■ What the task asks ■
Restate the data below word for word. Skip any images it contains.

■ Listed entries ■

--- Begin ---

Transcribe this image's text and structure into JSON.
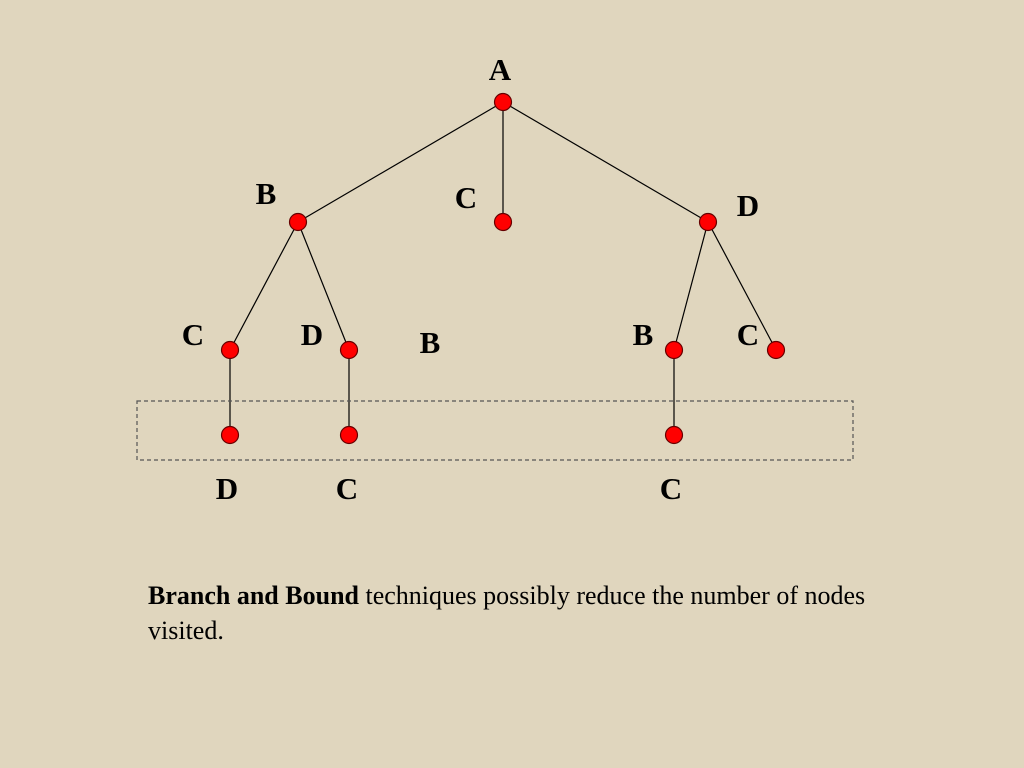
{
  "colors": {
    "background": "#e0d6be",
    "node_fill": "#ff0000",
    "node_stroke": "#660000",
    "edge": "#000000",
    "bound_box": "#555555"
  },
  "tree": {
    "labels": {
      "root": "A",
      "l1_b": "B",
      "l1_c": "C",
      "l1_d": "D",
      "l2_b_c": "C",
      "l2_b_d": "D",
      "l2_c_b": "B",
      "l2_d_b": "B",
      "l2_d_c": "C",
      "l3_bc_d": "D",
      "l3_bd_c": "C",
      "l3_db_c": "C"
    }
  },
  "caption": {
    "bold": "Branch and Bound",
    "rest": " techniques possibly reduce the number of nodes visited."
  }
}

--- End ---

■ The output ■
Transcribe this image's text and structure into JSON.
{
  "colors": {
    "background": "#e0d6be",
    "node_fill": "#ff0000",
    "node_stroke": "#660000",
    "edge": "#000000",
    "bound_box": "#555555"
  },
  "tree": {
    "labels": {
      "root": "A",
      "l1_b": "B",
      "l1_c": "C",
      "l1_d": "D",
      "l2_b_c": "C",
      "l2_b_d": "D",
      "l2_c_b": "B",
      "l2_d_b": "B",
      "l2_d_c": "C",
      "l3_bc_d": "D",
      "l3_bd_c": "C",
      "l3_db_c": "C"
    }
  },
  "caption": {
    "bold": "Branch and Bound",
    "rest": " techniques possibly reduce the number of nodes visited."
  }
}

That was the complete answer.